**MATERIAL TO PROCESS:**
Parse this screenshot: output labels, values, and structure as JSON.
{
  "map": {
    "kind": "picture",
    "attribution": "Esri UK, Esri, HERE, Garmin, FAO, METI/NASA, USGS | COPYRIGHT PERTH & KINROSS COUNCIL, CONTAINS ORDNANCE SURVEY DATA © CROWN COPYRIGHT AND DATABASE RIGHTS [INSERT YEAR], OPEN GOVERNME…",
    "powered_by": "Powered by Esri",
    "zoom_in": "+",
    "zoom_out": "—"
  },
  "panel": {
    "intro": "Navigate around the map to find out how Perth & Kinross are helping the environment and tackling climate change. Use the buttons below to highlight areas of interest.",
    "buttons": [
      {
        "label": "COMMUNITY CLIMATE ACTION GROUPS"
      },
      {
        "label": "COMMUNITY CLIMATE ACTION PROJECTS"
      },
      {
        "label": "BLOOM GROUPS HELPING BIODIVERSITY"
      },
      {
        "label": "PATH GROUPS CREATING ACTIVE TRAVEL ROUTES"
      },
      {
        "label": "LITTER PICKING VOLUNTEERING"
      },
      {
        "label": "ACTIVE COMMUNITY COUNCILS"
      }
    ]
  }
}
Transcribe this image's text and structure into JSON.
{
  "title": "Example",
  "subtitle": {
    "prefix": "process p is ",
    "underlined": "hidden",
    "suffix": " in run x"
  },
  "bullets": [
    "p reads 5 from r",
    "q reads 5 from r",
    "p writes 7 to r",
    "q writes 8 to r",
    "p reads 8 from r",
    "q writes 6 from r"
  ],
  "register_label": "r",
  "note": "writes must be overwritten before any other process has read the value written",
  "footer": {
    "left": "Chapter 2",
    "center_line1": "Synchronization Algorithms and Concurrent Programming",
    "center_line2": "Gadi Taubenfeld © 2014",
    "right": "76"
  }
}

**TASK:** Copy out the material above in its entirety. Every detail must match.

**SOLVED PROBLEM:**
Parse this screenshot: output labels, values, and structure as JSON.
{
  "map": {
    "kind": "picture",
    "attribution": "Esri UK, Esri, HERE, Garmin, FAO, METI/NASA, USGS | COPYRIGHT PERTH & KINROSS COUNCIL, CONTAINS ORDNANCE SURVEY DATA © CROWN COPYRIGHT AND DATABASE RIGHTS [INSERT YEAR], OPEN GOVERNME…",
    "powered_by": "Powered by Esri",
    "zoom_in": "+",
    "zoom_out": "—"
  },
  "panel": {
    "intro": "Navigate around the map to find out how Perth & Kinross are helping the environment and tackling climate change. Use the buttons below to highlight areas of interest.",
    "buttons": [
      {
        "label": "COMMUNITY CLIMATE ACTION GROUPS"
      },
      {
        "label": "COMMUNITY CLIMATE ACTION PROJECTS"
      },
      {
        "label": "BLOOM GROUPS HELPING BIODIVERSITY"
      },
      {
        "label": "PATH GROUPS CREATING ACTIVE TRAVEL ROUTES"
      },
      {
        "label": "LITTER PICKING VOLUNTEERING"
      },
      {
        "label": "ACTIVE COMMUNITY COUNCILS"
      }
    ]
  }
}
Transcribe this image's text and structure into JSON.
{
  "title": "Example",
  "subtitle": {
    "prefix": "process p is ",
    "underlined": "hidden",
    "suffix": " in run x"
  },
  "bullets": [
    "p reads 5 from r",
    "q reads 5 from r",
    "p writes 7 to r",
    "q writes 8 to r",
    "p reads 8 from r",
    "q writes 6 from r"
  ],
  "register_label": "r",
  "note": "writes must be overwritten before any other process has read the value written",
  "footer": {
    "left": "Chapter 2",
    "center_line1": "Synchronization Algorithms and Concurrent Programming",
    "center_line2": "Gadi Taubenfeld © 2014",
    "right": "76"
  }
}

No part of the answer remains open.